### Direction
Collect each line of the records containing the string "smoothed".
┄┄┄┄┄┄┄┄┄┄┄┄┄┄┄┄┄┄┄┄
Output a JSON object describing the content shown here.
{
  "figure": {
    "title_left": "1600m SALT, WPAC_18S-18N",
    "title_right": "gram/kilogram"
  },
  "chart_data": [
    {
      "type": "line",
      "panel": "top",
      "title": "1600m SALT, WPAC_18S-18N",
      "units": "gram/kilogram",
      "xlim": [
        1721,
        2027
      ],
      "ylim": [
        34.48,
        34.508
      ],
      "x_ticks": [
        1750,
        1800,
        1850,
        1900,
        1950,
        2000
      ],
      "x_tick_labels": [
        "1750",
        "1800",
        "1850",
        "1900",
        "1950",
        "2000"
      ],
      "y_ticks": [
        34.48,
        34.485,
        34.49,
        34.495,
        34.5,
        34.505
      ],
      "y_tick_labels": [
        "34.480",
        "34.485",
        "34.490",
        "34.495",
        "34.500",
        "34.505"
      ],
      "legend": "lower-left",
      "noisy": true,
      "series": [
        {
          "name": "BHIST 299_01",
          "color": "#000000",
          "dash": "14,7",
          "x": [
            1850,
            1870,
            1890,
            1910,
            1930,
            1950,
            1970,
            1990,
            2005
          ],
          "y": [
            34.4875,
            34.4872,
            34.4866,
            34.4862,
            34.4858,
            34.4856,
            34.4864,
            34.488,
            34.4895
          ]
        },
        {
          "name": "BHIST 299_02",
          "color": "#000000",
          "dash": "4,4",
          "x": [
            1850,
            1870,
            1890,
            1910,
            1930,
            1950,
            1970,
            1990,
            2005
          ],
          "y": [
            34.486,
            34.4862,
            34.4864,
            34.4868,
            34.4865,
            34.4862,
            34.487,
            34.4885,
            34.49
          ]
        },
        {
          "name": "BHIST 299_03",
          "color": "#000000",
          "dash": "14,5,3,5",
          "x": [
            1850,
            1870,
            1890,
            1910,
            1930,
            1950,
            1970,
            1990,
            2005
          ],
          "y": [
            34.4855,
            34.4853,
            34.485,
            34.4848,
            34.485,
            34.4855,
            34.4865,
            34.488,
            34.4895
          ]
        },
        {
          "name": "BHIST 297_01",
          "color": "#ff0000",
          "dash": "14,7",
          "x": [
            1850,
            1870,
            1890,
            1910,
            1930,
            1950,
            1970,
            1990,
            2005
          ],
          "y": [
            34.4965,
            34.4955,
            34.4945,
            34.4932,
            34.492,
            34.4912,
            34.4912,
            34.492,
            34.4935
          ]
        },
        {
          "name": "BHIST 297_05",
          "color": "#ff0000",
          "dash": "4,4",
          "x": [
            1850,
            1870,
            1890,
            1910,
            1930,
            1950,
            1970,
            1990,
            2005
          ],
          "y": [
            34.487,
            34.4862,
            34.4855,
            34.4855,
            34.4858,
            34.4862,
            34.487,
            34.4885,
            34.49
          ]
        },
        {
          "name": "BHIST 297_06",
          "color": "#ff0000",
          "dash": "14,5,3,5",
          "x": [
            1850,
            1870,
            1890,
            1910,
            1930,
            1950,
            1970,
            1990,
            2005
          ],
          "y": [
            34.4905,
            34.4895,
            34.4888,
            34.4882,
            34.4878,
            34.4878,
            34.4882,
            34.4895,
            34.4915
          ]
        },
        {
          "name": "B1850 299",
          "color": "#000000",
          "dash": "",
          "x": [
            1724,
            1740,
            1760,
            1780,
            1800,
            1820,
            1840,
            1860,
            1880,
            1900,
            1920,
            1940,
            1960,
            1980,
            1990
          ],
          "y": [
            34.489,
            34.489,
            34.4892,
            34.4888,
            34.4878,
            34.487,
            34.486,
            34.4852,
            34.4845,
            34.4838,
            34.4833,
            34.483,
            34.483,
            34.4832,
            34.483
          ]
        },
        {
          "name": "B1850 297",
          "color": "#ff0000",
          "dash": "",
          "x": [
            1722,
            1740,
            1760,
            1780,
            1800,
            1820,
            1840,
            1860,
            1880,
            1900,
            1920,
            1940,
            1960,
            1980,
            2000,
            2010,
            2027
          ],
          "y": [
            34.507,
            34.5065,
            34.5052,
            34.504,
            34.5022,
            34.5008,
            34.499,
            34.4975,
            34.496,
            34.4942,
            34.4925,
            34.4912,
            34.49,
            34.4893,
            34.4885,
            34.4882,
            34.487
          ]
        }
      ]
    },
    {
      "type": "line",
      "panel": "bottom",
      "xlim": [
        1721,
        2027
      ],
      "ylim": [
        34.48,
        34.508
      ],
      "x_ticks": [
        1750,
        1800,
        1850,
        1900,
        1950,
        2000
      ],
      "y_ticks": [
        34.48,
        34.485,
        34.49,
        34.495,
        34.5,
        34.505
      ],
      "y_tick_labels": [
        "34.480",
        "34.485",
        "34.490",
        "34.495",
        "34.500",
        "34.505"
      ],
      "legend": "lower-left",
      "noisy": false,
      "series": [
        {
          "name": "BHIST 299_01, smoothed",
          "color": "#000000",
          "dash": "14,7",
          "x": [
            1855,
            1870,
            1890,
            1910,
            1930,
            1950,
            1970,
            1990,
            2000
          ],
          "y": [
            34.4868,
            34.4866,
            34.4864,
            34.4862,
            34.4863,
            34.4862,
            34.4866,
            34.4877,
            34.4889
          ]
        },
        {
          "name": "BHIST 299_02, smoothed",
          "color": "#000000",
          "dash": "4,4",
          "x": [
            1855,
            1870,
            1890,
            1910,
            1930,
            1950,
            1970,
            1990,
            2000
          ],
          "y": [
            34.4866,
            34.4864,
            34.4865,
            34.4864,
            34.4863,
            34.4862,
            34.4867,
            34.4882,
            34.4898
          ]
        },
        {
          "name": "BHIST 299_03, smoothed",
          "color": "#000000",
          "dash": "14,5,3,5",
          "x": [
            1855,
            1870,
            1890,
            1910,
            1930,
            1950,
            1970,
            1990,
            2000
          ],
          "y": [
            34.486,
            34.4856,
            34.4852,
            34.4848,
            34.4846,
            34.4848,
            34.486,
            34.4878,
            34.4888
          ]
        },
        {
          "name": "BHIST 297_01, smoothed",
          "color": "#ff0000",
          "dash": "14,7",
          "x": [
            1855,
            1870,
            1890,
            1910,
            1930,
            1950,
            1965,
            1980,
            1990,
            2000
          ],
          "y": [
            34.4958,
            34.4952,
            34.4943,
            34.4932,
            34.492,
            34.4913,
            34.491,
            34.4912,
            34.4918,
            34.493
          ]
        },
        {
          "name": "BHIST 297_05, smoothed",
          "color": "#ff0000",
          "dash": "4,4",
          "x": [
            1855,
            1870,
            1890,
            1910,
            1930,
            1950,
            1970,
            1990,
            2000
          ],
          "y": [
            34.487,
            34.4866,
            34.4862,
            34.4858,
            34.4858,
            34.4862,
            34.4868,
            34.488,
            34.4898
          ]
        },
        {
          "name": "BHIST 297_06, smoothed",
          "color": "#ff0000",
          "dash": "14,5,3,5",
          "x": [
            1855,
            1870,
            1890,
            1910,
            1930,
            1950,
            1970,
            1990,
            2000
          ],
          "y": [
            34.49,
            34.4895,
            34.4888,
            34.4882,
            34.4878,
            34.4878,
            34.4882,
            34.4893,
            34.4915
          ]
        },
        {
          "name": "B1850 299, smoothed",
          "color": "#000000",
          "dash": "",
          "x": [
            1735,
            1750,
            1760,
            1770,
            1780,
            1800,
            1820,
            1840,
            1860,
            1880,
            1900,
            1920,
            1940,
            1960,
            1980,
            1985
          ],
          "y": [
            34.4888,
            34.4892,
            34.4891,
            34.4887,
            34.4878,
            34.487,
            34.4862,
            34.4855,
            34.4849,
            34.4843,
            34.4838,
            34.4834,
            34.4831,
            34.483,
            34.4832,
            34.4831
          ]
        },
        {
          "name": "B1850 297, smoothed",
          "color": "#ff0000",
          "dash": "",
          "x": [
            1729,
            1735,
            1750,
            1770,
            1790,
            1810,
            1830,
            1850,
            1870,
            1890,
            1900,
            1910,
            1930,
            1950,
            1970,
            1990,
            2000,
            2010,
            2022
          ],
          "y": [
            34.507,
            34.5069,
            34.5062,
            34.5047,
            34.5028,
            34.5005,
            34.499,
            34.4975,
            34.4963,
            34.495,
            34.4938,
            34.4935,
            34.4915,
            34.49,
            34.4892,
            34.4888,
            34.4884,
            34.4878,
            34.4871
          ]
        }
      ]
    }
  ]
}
┄┄┄┄┄┄┄┄┄┄┄┄┄┄┄┄┄┄┄┄
### Task answer
          "name": "BHIST 299_01, smoothed",
          "name": "BHIST 299_02, smoothed",
          "name": "BHIST 299_03, smoothed",
          "name": "BHIST 297_01, smoothed",
          "name": "BHIST 297_05, smoothed",
          "name": "BHIST 297_06, smoothed",
          "name": "B1850 299, smoothed",
          "name": "B1850 297, smoothed",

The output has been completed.